Records from a data collection:
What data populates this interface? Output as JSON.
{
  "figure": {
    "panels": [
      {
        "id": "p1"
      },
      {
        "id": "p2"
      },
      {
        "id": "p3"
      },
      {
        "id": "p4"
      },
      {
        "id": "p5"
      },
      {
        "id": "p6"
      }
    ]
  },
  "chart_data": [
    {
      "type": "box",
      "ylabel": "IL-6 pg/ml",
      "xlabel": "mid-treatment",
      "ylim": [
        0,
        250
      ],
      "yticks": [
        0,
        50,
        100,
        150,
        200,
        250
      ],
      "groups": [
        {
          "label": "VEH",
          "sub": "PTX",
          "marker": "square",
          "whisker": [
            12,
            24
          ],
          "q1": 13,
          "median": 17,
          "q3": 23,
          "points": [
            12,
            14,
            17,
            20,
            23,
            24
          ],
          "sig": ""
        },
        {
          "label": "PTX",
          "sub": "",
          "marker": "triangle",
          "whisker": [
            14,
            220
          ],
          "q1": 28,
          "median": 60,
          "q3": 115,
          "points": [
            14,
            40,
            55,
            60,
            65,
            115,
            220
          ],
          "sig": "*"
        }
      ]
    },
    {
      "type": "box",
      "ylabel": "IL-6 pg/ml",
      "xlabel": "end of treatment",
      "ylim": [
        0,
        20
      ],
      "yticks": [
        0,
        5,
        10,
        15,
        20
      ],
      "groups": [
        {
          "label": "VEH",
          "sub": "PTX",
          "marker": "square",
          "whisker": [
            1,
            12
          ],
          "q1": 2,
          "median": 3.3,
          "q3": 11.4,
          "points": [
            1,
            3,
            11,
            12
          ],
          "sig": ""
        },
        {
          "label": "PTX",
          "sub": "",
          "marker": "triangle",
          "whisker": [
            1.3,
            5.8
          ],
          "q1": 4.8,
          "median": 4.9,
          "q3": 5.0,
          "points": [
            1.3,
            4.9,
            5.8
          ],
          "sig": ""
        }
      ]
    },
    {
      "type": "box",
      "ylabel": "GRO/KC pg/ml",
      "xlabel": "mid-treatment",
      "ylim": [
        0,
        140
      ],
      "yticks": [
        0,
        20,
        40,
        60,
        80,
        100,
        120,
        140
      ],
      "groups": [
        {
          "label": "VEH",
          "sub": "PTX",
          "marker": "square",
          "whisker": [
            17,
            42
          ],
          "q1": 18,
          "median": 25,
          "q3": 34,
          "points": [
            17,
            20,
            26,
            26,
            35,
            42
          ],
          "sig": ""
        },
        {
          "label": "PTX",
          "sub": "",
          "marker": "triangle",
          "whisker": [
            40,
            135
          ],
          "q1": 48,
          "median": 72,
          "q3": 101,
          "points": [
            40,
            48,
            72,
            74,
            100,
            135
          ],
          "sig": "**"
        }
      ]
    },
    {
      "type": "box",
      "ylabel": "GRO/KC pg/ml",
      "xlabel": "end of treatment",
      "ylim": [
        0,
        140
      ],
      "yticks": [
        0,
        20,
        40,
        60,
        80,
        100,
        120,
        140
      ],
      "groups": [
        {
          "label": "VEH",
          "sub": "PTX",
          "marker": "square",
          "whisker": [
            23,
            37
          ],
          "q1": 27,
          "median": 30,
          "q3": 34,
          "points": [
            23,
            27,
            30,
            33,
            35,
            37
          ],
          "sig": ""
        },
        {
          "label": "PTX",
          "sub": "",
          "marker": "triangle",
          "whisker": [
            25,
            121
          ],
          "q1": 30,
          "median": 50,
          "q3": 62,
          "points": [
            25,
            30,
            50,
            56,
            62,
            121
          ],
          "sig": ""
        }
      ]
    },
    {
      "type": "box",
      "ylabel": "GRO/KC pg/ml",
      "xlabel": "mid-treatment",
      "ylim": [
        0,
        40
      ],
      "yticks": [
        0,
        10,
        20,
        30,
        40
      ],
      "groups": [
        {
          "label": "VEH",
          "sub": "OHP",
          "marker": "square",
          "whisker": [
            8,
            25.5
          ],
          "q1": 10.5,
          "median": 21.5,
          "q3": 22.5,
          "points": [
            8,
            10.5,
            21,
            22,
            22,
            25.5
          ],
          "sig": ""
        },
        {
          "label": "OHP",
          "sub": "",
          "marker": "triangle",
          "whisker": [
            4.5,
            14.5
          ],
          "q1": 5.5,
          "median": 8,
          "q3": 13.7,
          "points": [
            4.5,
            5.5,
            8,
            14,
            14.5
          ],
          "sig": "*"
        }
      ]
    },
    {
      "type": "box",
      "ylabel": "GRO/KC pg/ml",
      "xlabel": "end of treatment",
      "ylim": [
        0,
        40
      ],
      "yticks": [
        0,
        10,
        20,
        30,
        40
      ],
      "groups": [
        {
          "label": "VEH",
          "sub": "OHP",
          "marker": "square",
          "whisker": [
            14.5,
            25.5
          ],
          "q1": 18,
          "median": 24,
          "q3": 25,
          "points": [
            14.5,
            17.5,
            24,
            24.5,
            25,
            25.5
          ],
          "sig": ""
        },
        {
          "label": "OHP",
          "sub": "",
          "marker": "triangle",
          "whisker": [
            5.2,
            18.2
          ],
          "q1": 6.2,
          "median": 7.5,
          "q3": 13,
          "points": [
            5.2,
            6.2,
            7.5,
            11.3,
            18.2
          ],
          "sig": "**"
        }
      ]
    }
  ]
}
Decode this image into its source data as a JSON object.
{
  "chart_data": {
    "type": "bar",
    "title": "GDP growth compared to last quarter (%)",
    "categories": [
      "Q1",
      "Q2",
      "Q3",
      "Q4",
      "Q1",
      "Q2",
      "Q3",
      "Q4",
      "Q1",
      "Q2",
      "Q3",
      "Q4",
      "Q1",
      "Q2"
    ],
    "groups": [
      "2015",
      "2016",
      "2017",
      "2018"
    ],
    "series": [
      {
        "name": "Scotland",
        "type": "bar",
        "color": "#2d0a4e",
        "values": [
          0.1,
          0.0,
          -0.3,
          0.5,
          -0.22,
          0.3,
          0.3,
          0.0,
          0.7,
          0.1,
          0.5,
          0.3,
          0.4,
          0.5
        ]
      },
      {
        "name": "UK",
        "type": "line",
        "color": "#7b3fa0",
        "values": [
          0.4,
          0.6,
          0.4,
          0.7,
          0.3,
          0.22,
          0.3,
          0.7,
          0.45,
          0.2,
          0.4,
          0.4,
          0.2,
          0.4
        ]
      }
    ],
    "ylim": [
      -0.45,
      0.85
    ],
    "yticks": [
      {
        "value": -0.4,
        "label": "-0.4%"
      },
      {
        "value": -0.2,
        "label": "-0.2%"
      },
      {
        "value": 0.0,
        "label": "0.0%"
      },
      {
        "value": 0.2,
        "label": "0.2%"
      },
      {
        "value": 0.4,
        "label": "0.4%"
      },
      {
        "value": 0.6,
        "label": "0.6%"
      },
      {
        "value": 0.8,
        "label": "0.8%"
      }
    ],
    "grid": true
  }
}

=== WORK REQUIRED ===
Type out the full listing again, exactly as given.

=== FINAL ANSWER ===
What data populates this interface? Output as JSON.
{
  "figure": {
    "panels": [
      {
        "id": "p1"
      },
      {
        "id": "p2"
      },
      {
        "id": "p3"
      },
      {
        "id": "p4"
      },
      {
        "id": "p5"
      },
      {
        "id": "p6"
      }
    ]
  },
  "chart_data": [
    {
      "type": "box",
      "ylabel": "IL-6 pg/ml",
      "xlabel": "mid-treatment",
      "ylim": [
        0,
        250
      ],
      "yticks": [
        0,
        50,
        100,
        150,
        200,
        250
      ],
      "groups": [
        {
          "label": "VEH",
          "sub": "PTX",
          "marker": "square",
          "whisker": [
            12,
            24
          ],
          "q1": 13,
          "median": 17,
          "q3": 23,
          "points": [
            12,
            14,
            17,
            20,
            23,
            24
          ],
          "sig": ""
        },
        {
          "label": "PTX",
          "sub": "",
          "marker": "triangle",
          "whisker": [
            14,
            220
          ],
          "q1": 28,
          "median": 60,
          "q3": 115,
          "points": [
            14,
            40,
            55,
            60,
            65,
            115,
            220
          ],
          "sig": "*"
        }
      ]
    },
    {
      "type": "box",
      "ylabel": "IL-6 pg/ml",
      "xlabel": "end of treatment",
      "ylim": [
        0,
        20
      ],
      "yticks": [
        0,
        5,
        10,
        15,
        20
      ],
      "groups": [
        {
          "label": "VEH",
          "sub": "PTX",
          "marker": "square",
          "whisker": [
            1,
            12
          ],
          "q1": 2,
          "median": 3.3,
          "q3": 11.4,
          "points": [
            1,
            3,
            11,
            12
          ],
          "sig": ""
        },
        {
          "label": "PTX",
          "sub": "",
          "marker": "triangle",
          "whisker": [
            1.3,
            5.8
          ],
          "q1": 4.8,
          "median": 4.9,
          "q3": 5.0,
          "points": [
            1.3,
            4.9,
            5.8
          ],
          "sig": ""
        }
      ]
    },
    {
      "type": "box",
      "ylabel": "GRO/KC pg/ml",
      "xlabel": "mid-treatment",
      "ylim": [
        0,
        140
      ],
      "yticks": [
        0,
        20,
        40,
        60,
        80,
        100,
        120,
        140
      ],
      "groups": [
        {
          "label": "VEH",
          "sub": "PTX",
          "marker": "square",
          "whisker": [
            17,
            42
          ],
          "q1": 18,
          "median": 25,
          "q3": 34,
          "points": [
            17,
            20,
            26,
            26,
            35,
            42
          ],
          "sig": ""
        },
        {
          "label": "PTX",
          "sub": "",
          "marker": "triangle",
          "whisker": [
            40,
            135
          ],
          "q1": 48,
          "median": 72,
          "q3": 101,
          "points": [
            40,
            48,
            72,
            74,
            100,
            135
          ],
          "sig": "**"
        }
      ]
    },
    {
      "type": "box",
      "ylabel": "GRO/KC pg/ml",
      "xlabel": "end of treatment",
      "ylim": [
        0,
        140
      ],
      "yticks": [
        0,
        20,
        40,
        60,
        80,
        100,
        120,
        140
      ],
      "groups": [
        {
          "label": "VEH",
          "sub": "PTX",
          "marker": "square",
          "whisker": [
            23,
            37
          ],
          "q1": 27,
          "median": 30,
          "q3": 34,
          "points": [
            23,
            27,
            30,
            33,
            35,
            37
          ],
          "sig": ""
        },
        {
          "label": "PTX",
          "sub": "",
          "marker": "triangle",
          "whisker": [
            25,
            121
          ],
          "q1": 30,
          "median": 50,
          "q3": 62,
          "points": [
            25,
            30,
            50,
            56,
            62,
            121
          ],
          "sig": ""
        }
      ]
    },
    {
      "type": "box",
      "ylabel": "GRO/KC pg/ml",
      "xlabel": "mid-treatment",
      "ylim": [
        0,
        40
      ],
      "yticks": [
        0,
        10,
        20,
        30,
        40
      ],
      "groups": [
        {
          "label": "VEH",
          "sub": "OHP",
          "marker": "square",
          "whisker": [
            8,
            25.5
          ],
          "q1": 10.5,
          "median": 21.5,
          "q3": 22.5,
          "points": [
            8,
            10.5,
            21,
            22,
            22,
            25.5
          ],
          "sig": ""
        },
        {
          "label": "OHP",
          "sub": "",
          "marker": "triangle",
          "whisker": [
            4.5,
            14.5
          ],
          "q1": 5.5,
          "median": 8,
          "q3": 13.7,
          "points": [
            4.5,
            5.5,
            8,
            14,
            14.5
          ],
          "sig": "*"
        }
      ]
    },
    {
      "type": "box",
      "ylabel": "GRO/KC pg/ml",
      "xlabel": "end of treatment",
      "ylim": [
        0,
        40
      ],
      "yticks": [
        0,
        10,
        20,
        30,
        40
      ],
      "groups": [
        {
          "label": "VEH",
          "sub": "OHP",
          "marker": "square",
          "whisker": [
            14.5,
            25.5
          ],
          "q1": 18,
          "median": 24,
          "q3": 25,
          "points": [
            14.5,
            17.5,
            24,
            24.5,
            25,
            25.5
          ],
          "sig": ""
        },
        {
          "label": "OHP",
          "sub": "",
          "marker": "triangle",
          "whisker": [
            5.2,
            18.2
          ],
          "q1": 6.2,
          "median": 7.5,
          "q3": 13,
          "points": [
            5.2,
            6.2,
            7.5,
            11.3,
            18.2
          ],
          "sig": "**"
        }
      ]
    }
  ]
}
Decode this image into its source data as a JSON object.
{
  "chart_data": {
    "type": "bar",
    "title": "GDP growth compared to last quarter (%)",
    "categories": [
      "Q1",
      "Q2",
      "Q3",
      "Q4",
      "Q1",
      "Q2",
      "Q3",
      "Q4",
      "Q1",
      "Q2",
      "Q3",
      "Q4",
      "Q1",
      "Q2"
    ],
    "groups": [
      "2015",
      "2016",
      "2017",
      "2018"
    ],
    "series": [
      {
        "name": "Scotland",
        "type": "bar",
        "color": "#2d0a4e",
        "values": [
          0.1,
          0.0,
          -0.3,
          0.5,
          -0.22,
          0.3,
          0.3,
          0.0,
          0.7,
          0.1,
          0.5,
          0.3,
          0.4,
          0.5
        ]
      },
      {
        "name": "UK",
        "type": "line",
        "color": "#7b3fa0",
        "values": [
          0.4,
          0.6,
          0.4,
          0.7,
          0.3,
          0.22,
          0.3,
          0.7,
          0.45,
          0.2,
          0.4,
          0.4,
          0.2,
          0.4
        ]
      }
    ],
    "ylim": [
      -0.45,
      0.85
    ],
    "yticks": [
      {
        "value": -0.4,
        "label": "-0.4%"
      },
      {
        "value": -0.2,
        "label": "-0.2%"
      },
      {
        "value": 0.0,
        "label": "0.0%"
      },
      {
        "value": 0.2,
        "label": "0.2%"
      },
      {
        "value": 0.4,
        "label": "0.4%"
      },
      {
        "value": 0.6,
        "label": "0.6%"
      },
      {
        "value": 0.8,
        "label": "0.8%"
      }
    ],
    "grid": true
  }
}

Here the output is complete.